*** Opening Text section ***

Monday, April 13, 2009

Conferencing Service Providers Meet at TeleSpan

It is the first time I was invited to speak at the TeleSpan's Future of Conferencing Workshop in Las Vegas. This year’s event gathered participants from Affinity VideoNet, AT Conference, Global Crossing, InterCall, Premiere, Verizon, etc. The vendor community was represented by Compunetix, Polycom, Citrix, RadiSys, etc. There were about 90-100 people on site and additional 30 received audio and video over streaming. A very brief impression of the event is here http://www.youtube.com/watch?v=zGxoeHtDMRs&feature=channel_page.

My presentation “HD & Telepresence: Better Quality Audio and Video” was in the morning on Day 1, and I focus on high-definition (super-wideband, full-band) audio and its importance to audio conferencing, video conferencing, and telepresence. I summarized Polycom’s contribution to the development and standardization of new audio codecs (ITU-T G.722.1, G.722.1C, and G.719) and highlighted the main benefits of HD audio: speeding things up (less “what did you say?”), cutting through strong accents, cutting fatigue, and restoring accuracy (“fifty million” or “sixty million?”). I also talked about the benefits of HD video (immersive experience, body language, recognizing people in a large room, less fatigue, and HD content sharing) and then focused on recent advances in video network architecture that allow building scalable and manageable video networks.

*** Closing Text section ***
*** Opening Supplied information ***

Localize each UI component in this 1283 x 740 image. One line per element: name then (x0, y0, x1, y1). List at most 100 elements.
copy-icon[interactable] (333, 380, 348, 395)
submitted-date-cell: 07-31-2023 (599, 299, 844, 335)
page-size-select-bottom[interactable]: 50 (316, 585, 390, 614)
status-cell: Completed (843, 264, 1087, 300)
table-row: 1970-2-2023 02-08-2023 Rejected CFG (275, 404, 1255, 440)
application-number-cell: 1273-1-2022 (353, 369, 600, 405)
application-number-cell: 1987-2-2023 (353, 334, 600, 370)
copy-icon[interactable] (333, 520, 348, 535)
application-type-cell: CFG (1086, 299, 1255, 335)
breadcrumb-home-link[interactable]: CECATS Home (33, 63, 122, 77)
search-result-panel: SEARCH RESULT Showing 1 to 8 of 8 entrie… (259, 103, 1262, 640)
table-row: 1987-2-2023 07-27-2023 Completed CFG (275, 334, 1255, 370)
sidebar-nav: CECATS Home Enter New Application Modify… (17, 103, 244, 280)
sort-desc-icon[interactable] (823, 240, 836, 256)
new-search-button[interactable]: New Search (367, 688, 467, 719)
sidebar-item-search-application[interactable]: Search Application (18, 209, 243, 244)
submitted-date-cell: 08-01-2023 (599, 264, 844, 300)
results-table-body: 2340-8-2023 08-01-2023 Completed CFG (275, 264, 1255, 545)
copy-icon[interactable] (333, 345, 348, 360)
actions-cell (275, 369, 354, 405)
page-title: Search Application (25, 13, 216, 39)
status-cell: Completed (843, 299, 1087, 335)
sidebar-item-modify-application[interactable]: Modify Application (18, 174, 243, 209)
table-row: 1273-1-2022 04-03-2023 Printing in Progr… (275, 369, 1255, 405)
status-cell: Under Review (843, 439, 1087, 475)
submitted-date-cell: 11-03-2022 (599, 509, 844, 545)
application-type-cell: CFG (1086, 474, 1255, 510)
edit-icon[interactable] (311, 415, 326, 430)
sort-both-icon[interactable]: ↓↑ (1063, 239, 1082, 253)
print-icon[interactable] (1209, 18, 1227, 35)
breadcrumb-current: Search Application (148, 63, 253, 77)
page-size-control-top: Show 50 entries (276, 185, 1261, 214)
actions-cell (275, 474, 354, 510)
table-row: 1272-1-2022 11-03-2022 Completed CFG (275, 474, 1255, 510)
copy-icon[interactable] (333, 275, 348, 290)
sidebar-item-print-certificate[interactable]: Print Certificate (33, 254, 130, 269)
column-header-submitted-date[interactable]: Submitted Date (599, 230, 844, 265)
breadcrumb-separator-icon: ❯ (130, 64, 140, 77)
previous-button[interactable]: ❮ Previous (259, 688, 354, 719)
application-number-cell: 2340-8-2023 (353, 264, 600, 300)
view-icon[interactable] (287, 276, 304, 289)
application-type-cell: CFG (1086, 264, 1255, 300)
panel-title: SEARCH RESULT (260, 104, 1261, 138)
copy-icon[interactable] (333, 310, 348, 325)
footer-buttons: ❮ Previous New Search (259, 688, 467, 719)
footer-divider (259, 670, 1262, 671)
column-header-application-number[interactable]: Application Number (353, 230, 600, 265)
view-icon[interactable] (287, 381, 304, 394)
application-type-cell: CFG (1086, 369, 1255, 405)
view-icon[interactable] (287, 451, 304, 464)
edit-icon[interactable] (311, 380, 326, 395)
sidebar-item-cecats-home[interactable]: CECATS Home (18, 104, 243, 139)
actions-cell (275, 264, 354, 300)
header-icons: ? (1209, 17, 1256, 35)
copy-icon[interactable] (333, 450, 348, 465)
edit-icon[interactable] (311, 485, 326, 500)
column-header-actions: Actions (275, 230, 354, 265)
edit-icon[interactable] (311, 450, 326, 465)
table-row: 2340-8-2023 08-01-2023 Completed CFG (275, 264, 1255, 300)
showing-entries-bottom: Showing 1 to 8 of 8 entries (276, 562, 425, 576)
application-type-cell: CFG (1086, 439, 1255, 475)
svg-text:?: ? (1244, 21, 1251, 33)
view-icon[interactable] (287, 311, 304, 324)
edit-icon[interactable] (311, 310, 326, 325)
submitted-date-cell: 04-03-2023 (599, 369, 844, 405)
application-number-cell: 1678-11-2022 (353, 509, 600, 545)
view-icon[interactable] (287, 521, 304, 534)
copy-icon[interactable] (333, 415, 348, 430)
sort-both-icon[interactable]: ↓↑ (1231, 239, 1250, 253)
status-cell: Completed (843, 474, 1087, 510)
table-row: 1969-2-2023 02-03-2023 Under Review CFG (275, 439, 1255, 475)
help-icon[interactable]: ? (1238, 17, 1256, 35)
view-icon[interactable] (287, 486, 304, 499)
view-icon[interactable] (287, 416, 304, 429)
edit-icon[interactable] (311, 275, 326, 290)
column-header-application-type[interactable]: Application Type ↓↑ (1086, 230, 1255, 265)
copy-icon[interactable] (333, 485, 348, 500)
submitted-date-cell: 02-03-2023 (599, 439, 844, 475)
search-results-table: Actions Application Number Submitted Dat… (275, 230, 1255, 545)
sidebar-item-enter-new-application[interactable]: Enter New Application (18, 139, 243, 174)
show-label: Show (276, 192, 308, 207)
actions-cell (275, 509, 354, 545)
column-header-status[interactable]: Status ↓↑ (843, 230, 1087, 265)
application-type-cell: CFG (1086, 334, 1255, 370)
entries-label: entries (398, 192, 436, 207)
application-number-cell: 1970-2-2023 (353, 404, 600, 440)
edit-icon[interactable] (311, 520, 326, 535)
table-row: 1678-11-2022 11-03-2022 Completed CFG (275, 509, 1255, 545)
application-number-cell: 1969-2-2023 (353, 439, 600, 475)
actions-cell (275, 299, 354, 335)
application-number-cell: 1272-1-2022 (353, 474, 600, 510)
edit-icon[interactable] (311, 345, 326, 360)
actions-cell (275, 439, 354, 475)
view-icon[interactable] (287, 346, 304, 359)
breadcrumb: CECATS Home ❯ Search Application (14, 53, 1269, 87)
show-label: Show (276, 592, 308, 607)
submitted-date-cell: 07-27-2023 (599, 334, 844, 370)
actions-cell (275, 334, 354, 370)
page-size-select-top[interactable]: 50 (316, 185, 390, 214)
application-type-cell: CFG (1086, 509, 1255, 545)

*** Closing Supplied information ***

§ About this task: Can you continue the blog post about the TeleSpan conferencing workshop, picking up right after its last paragraph, which ends with "scalable and manageable video networks"?

§ Task answer:
Presenting in the beginning of an event is definitely a huge advantage because almost everyone came at some point during Day 1 and Day 2 to ask follow-up questions, discuss industry trends, white papers, and Polycom solutions. The hard copies of the white paper ‘Scalable Infrastructure for Distributed Video’ (http://www.polycom.com/global/documents/whitepapers/wp_scalable_architecture_for_distributed_video.pdf) were quickly gone - which indicates that many CSPs are thinking about rolling out video services - but most of the interest was focused on the Polycom audio technology. Fortunately, we have a solid set of white papers that answer most of the audio questions: The Effect of Bandwidth on Speech Intelligibility’ (http://www.polycom.com/global/documents/whitepapers/effect_of_bandwidth_on_speech_intelligibility_2.pdf), ‘Music Performance and Instruction over High-speed Networks’ (http://www.polycom.com/global/documents/whitepapers/music_performance_and_instruction_over_highspeed_networks.pdf), and ‘G.719-The First ITU-T Standard for Full-band Audio’ (will be made publically available shortly).

The audience also responded to the video network architecture part – CSPs need scalability, redundancy and failover mechanisms to roll out ubiquitous video service. All in all, CSPs were truly excited about both HD Audio and HD Video application.

The president of TeleSpan Elliot Gold opened the conference and talked about the increased number of participants over 2008. The Sandbox is a new venue for customers to play with new things rather than show ready products. TeleSpan hopes that the Sandbox will become a place to announce new conferencing products in the future.

Steven Augustino from Kelley Drye & Warren discussed the implications of the FCC ruling from June 2008 that made audio bridging service subject to the Universal Service Fund. USF is managed by Universal Service Administrative Company (USAC), http://www.usac.org/. It looks like the impact on the CSP industry is huge because USF fees could be up to 11% of revenues. Web conferencing shows in different line of the form and is not subject to USF while Skype has been very careful to describe their service in a way that it does not meet the “interconnected voice” definition, and in this way avoid paying USF.

David Seavers from Aonta talked about security threats. CSPs experience attacks from hackers who try to get control of audio bridges and use their out-dial capabilities to dial premium numbers in obscure countries. The service providers providing the premium number make money and often they are the ones who hack into audio bridges. The CSP industry has to work in concert to combat this problem.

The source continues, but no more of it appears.